» **GIVEN REQUEST**
Pictures do not belong in the copy; transcribe everything else in the records exactly.

» **EXERCISE INPUT**

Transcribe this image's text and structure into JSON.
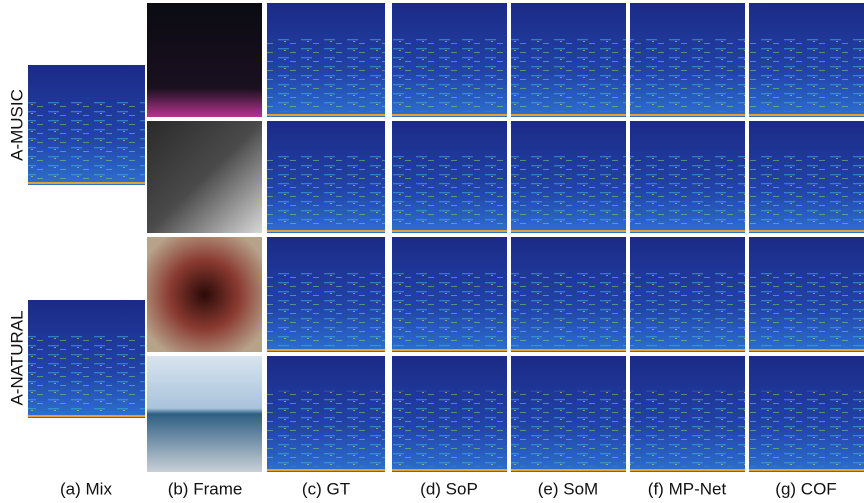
{
  "row_labels": [
    "A-MUSIC",
    "A-NATURAL"
  ],
  "column_labels": [
    "(a) Mix",
    "(b) Frame",
    "(c) GT",
    "(d) SoP",
    "(e) SoM",
    "(f) MP-Net",
    "(g) COF"
  ]
}
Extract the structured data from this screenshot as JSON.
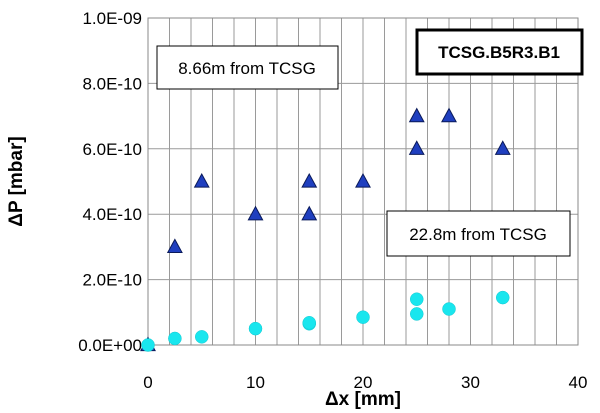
{
  "chart_data": {
    "type": "scatter",
    "title": "",
    "xlabel": "Δx [mm]",
    "ylabel": "ΔP [mbar]",
    "xlim": [
      0,
      40
    ],
    "ylim": [
      0,
      1e-09
    ],
    "grid": true,
    "x_ticks": [
      0,
      10,
      20,
      30,
      40
    ],
    "x_tick_labels": [
      "0",
      "10",
      "20",
      "30",
      "40"
    ],
    "y_ticks": [
      0,
      2e-10,
      4e-10,
      6e-10,
      8e-10,
      1e-09
    ],
    "y_tick_labels": [
      "0.0E+00",
      "2.0E-10",
      "4.0E-10",
      "6.0E-10",
      "8.0E-10",
      "1.0E-09"
    ],
    "series": [
      {
        "name": "8.66m from TCSG",
        "marker": "triangle",
        "color": "#1f3fbf",
        "x": [
          0,
          2.5,
          5,
          10,
          15,
          15,
          20,
          25,
          25,
          28,
          33
        ],
        "y": [
          0,
          3e-10,
          5e-10,
          4e-10,
          5e-10,
          4e-10,
          5e-10,
          7e-10,
          6e-10,
          7e-10,
          6e-10
        ]
      },
      {
        "name": "22.8m from TCSG",
        "marker": "circle",
        "color": "#19e6ee",
        "x": [
          0,
          2.5,
          5,
          10,
          15,
          15,
          20,
          25,
          25,
          28,
          33
        ],
        "y": [
          0,
          2e-11,
          2.5e-11,
          5e-11,
          6.5e-11,
          6.8e-11,
          8.5e-11,
          1.4e-10,
          9.5e-11,
          1.1e-10,
          1.45e-10
        ]
      }
    ],
    "annotations": {
      "top_box": "8.66m from TCSG",
      "bottom_box": "22.8m from TCSG",
      "tag": "TCSG.B5R3.B1"
    }
  }
}
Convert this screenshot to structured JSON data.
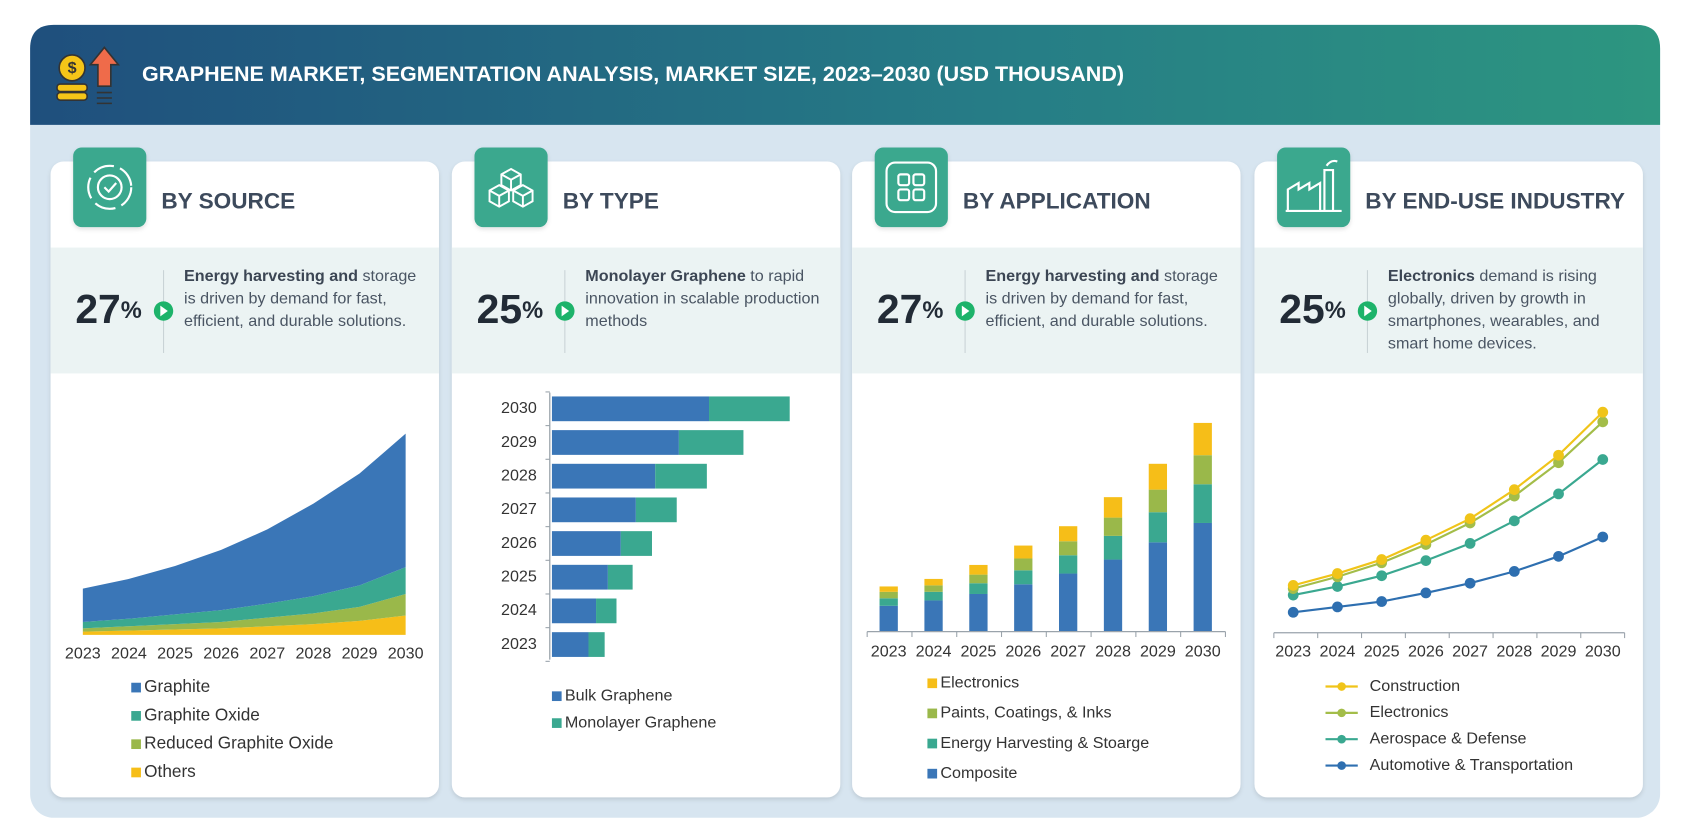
{
  "header": {
    "title": "GRAPHENE MARKET, SEGMENTATION ANALYSIS, MARKET SIZE, 2023–2030 (USD THOUSAND)"
  },
  "panels": [
    {
      "title": "BY SOURCE",
      "stat": {
        "value": 27,
        "unit": "%"
      },
      "description_bold": "Energy harvesting and",
      "description": " storage is driven by demand for fast, efficient, and durable solutions."
    },
    {
      "title": "BY TYPE",
      "stat": {
        "value": 25,
        "unit": "%"
      },
      "description_bold": "Monolayer Graphene",
      "description": " to rapid innovation in scalable production methods"
    },
    {
      "title": "BY APPLICATION",
      "stat": {
        "value": 27,
        "unit": "%"
      },
      "description_bold": "Energy harvesting and",
      "description": " storage is driven by demand for fast, efficient, and durable solutions."
    },
    {
      "title": "BY END-USE INDUSTRY",
      "stat": {
        "value": 25,
        "unit": "%"
      },
      "description_bold": "Electronics",
      "description": " demand is rising globally, driven by growth in smartphones, wearables, and smart home devices."
    }
  ],
  "chart_data": [
    {
      "type": "area",
      "stacked": true,
      "categories": [
        "2023",
        "2024",
        "2025",
        "2026",
        "2027",
        "2028",
        "2029",
        "2030"
      ],
      "series": [
        {
          "name": "Graphite",
          "color": "#3a76b7",
          "values": [
            31,
            37,
            45,
            56,
            69,
            86,
            104,
            124
          ]
        },
        {
          "name": "Graphite Oxide",
          "color": "#3aa890",
          "values": [
            6,
            7,
            9,
            11,
            13,
            16,
            20,
            25
          ]
        },
        {
          "name": "Reduced Graphite Oxide",
          "color": "#9ab84a",
          "values": [
            3,
            4,
            5,
            6,
            8,
            10,
            13,
            20
          ]
        },
        {
          "name": "Others",
          "color": "#f6be18",
          "values": [
            3,
            4,
            5,
            6,
            8,
            10,
            13,
            18
          ]
        }
      ]
    },
    {
      "type": "bar",
      "orientation": "horizontal",
      "stacked": true,
      "categories": [
        "2023",
        "2024",
        "2025",
        "2026",
        "2027",
        "2028",
        "2029",
        "2030"
      ],
      "series": [
        {
          "name": "Bulk Graphene",
          "color": "#3a76b7",
          "values": [
            34,
            41,
            52,
            64,
            78,
            96,
            118,
            146
          ]
        },
        {
          "name": "Monolayer Graphene",
          "color": "#3aa890",
          "values": [
            15,
            19,
            23,
            29,
            38,
            48,
            60,
            75
          ]
        }
      ]
    },
    {
      "type": "bar",
      "orientation": "vertical",
      "stacked": true,
      "categories": [
        "2023",
        "2024",
        "2025",
        "2026",
        "2027",
        "2028",
        "2029",
        "2030"
      ],
      "series": [
        {
          "name": "Electronics",
          "color": "#f6be18",
          "values": [
            5,
            6,
            9,
            12,
            14,
            19,
            24,
            30
          ]
        },
        {
          "name": "Paints, Coatings, & Inks",
          "color": "#9ab84a",
          "values": [
            6,
            6,
            8,
            11,
            13,
            17,
            21,
            27
          ]
        },
        {
          "name": "Energy Harvesting & Stoarge",
          "color": "#3aa890",
          "values": [
            7,
            8,
            10,
            13,
            17,
            22,
            28,
            36
          ]
        },
        {
          "name": "Composite",
          "color": "#3a76b7",
          "values": [
            24,
            29,
            35,
            44,
            54,
            67,
            83,
            101
          ]
        }
      ]
    },
    {
      "type": "line",
      "categories": [
        "2023",
        "2024",
        "2025",
        "2026",
        "2027",
        "2028",
        "2029",
        "2030"
      ],
      "series": [
        {
          "name": "Construction",
          "color": "#f0c419",
          "values": [
            44,
            55,
            68,
            86,
            106,
            133,
            165,
            205
          ]
        },
        {
          "name": "Electronics",
          "color": "#a3bd49",
          "values": [
            41,
            52,
            65,
            82,
            102,
            127,
            158,
            196
          ]
        },
        {
          "name": "Aerospace & Defense",
          "color": "#3aa890",
          "values": [
            35,
            43,
            53,
            67,
            83,
            104,
            129,
            161
          ]
        },
        {
          "name": "Automotive & Transportation",
          "color": "#2e6fb0",
          "values": [
            19,
            24,
            29,
            37,
            46,
            57,
            71,
            89
          ]
        }
      ]
    }
  ]
}
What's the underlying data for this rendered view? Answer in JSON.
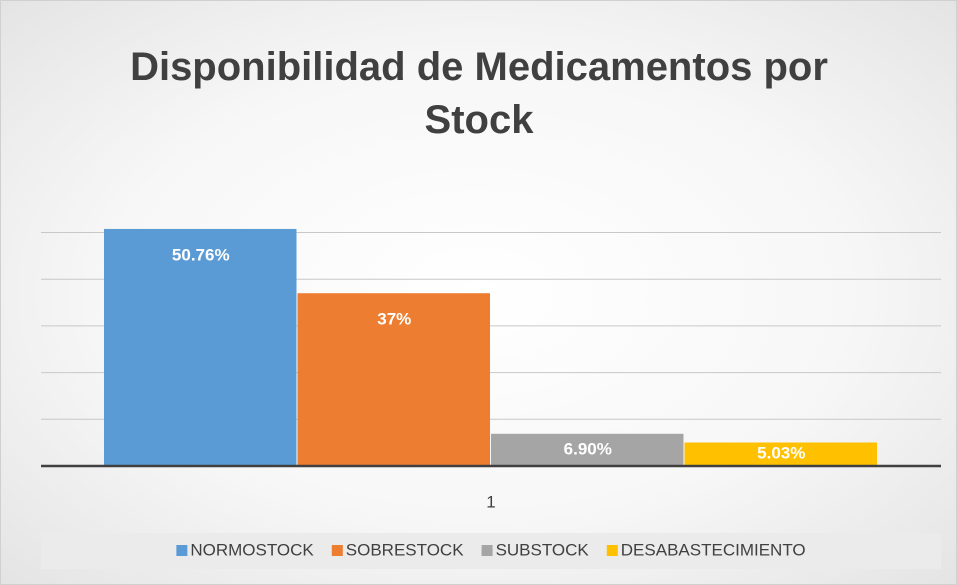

» **WRITTEN RESPONSE**
Transcribe this image's text and structure into JSON.
{
  "row_labels": [
    "A-MUSIC",
    "A-NATURAL"
  ],
  "column_labels": [
    "(a) Mix",
    "(b) Frame",
    "(c) GT",
    "(d) SoP",
    "(e) SoM",
    "(f) MP-Net",
    "(g) COF"
  ]
}
Extract the structured data from this screenshot as JSON.
{
  "chart_data": {
    "type": "scatter",
    "title": "",
    "xlabel": "Δx [mm]",
    "ylabel": "ΔP [mbar]",
    "xlim": [
      0,
      40
    ],
    "ylim": [
      0,
      1e-09
    ],
    "grid": true,
    "x_ticks": [
      0,
      10,
      20,
      30,
      40
    ],
    "x_tick_labels": [
      "0",
      "10",
      "20",
      "30",
      "40"
    ],
    "y_ticks": [
      0,
      2e-10,
      4e-10,
      6e-10,
      8e-10,
      1e-09
    ],
    "y_tick_labels": [
      "0.0E+00",
      "2.0E-10",
      "4.0E-10",
      "6.0E-10",
      "8.0E-10",
      "1.0E-09"
    ],
    "series": [
      {
        "name": "8.66m from TCSG",
        "marker": "triangle",
        "color": "#1f3fbf",
        "x": [
          0,
          2.5,
          5,
          10,
          15,
          15,
          20,
          25,
          25,
          28,
          33
        ],
        "y": [
          0,
          3e-10,
          5e-10,
          4e-10,
          5e-10,
          4e-10,
          5e-10,
          7e-10,
          6e-10,
          7e-10,
          6e-10
        ]
      },
      {
        "name": "22.8m from TCSG",
        "marker": "circle",
        "color": "#19e6ee",
        "x": [
          0,
          2.5,
          5,
          10,
          15,
          15,
          20,
          25,
          25,
          28,
          33
        ],
        "y": [
          0,
          2e-11,
          2.5e-11,
          5e-11,
          6.5e-11,
          6.8e-11,
          8.5e-11,
          1.4e-10,
          9.5e-11,
          1.1e-10,
          1.45e-10
        ]
      }
    ],
    "annotations": {
      "top_box": "8.66m from TCSG",
      "bottom_box": "22.8m from TCSG",
      "tag": "TCSG.B5R3.B1"
    }
  }
}
Convert this screenshot to structured JSON data.
{
  "header": {
    "title": "GRAPHENE MARKET, SEGMENTATION ANALYSIS, MARKET SIZE, 2023–2030 (USD THOUSAND)"
  },
  "panels": [
    {
      "title": "BY SOURCE",
      "stat": {
        "value": 27,
        "unit": "%"
      },
      "description_bold": "Energy harvesting and",
      "description": " storage is driven by demand for fast, efficient, and durable solutions."
    },
    {
      "title": "BY TYPE",
      "stat": {
        "value": 25,
        "unit": "%"
      },
      "description_bold": "Monolayer Graphene",
      "description": " to rapid innovation in scalable production methods"
    },
    {
      "title": "BY APPLICATION",
      "stat": {
        "value": 27,
        "unit": "%"
      },
      "description_bold": "Energy harvesting and",
      "description": " storage is driven by demand for fast, efficient, and durable solutions."
    },
    {
      "title": "BY END-USE INDUSTRY",
      "stat": {
        "value": 25,
        "unit": "%"
      },
      "description_bold": "Electronics",
      "description": " demand is rising globally, driven by growth in smartphones, wearables, and smart home devices."
    }
  ],
  "chart_data": [
    {
      "type": "area",
      "stacked": true,
      "categories": [
        "2023",
        "2024",
        "2025",
        "2026",
        "2027",
        "2028",
        "2029",
        "2030"
      ],
      "series": [
        {
          "name": "Graphite",
          "color": "#3a76b7",
          "values": [
            31,
            37,
            45,
            56,
            69,
            86,
            104,
            124
          ]
        },
        {
          "name": "Graphite Oxide",
          "color": "#3aa890",
          "values": [
            6,
            7,
            9,
            11,
            13,
            16,
            20,
            25
          ]
        },
        {
          "name": "Reduced Graphite Oxide",
          "color": "#9ab84a",
          "values": [
            3,
            4,
            5,
            6,
            8,
            10,
            13,
            20
          ]
        },
        {
          "name": "Others",
          "color": "#f6be18",
          "values": [
            3,
            4,
            5,
            6,
            8,
            10,
            13,
            18
          ]
        }
      ]
    },
    {
      "type": "bar",
      "orientation": "horizontal",
      "stacked": true,
      "categories": [
        "2023",
        "2024",
        "2025",
        "2026",
        "2027",
        "2028",
        "2029",
        "2030"
      ],
      "series": [
        {
          "name": "Bulk Graphene",
          "color": "#3a76b7",
          "values": [
            34,
            41,
            52,
            64,
            78,
            96,
            118,
            146
          ]
        },
        {
          "name": "Monolayer Graphene",
          "color": "#3aa890",
          "values": [
            15,
            19,
            23,
            29,
            38,
            48,
            60,
            75
          ]
        }
      ]
    },
    {
      "type": "bar",
      "orientation": "vertical",
      "stacked": true,
      "categories": [
        "2023",
        "2024",
        "2025",
        "2026",
        "2027",
        "2028",
        "2029",
        "2030"
      ],
      "series": [
        {
          "name": "Electronics",
          "color": "#f6be18",
          "values": [
            5,
            6,
            9,
            12,
            14,
            19,
            24,
            30
          ]
        },
        {
          "name": "Paints, Coatings, & Inks",
          "color": "#9ab84a",
          "values": [
            6,
            6,
            8,
            11,
            13,
            17,
            21,
            27
          ]
        },
        {
          "name": "Energy Harvesting & Stoarge",
          "color": "#3aa890",
          "values": [
            7,
            8,
            10,
            13,
            17,
            22,
            28,
            36
          ]
        },
        {
          "name": "Composite",
          "color": "#3a76b7",
          "values": [
            24,
            29,
            35,
            44,
            54,
            67,
            83,
            101
          ]
        }
      ]
    },
    {
      "type": "line",
      "categories": [
        "2023",
        "2024",
        "2025",
        "2026",
        "2027",
        "2028",
        "2029",
        "2030"
      ],
      "series": [
        {
          "name": "Construction",
          "color": "#f0c419",
          "values": [
            44,
            55,
            68,
            86,
            106,
            133,
            165,
            205
          ]
        },
        {
          "name": "Electronics",
          "color": "#a3bd49",
          "values": [
            41,
            52,
            65,
            82,
            102,
            127,
            158,
            196
          ]
        },
        {
          "name": "Aerospace & Defense",
          "color": "#3aa890",
          "values": [
            35,
            43,
            53,
            67,
            83,
            104,
            129,
            161
          ]
        },
        {
          "name": "Automotive & Transportation",
          "color": "#2e6fb0",
          "values": [
            19,
            24,
            29,
            37,
            46,
            57,
            71,
            89
          ]
        }
      ]
    }
  ]
}
What's the underlying data for this rendered view? Answer in JSON.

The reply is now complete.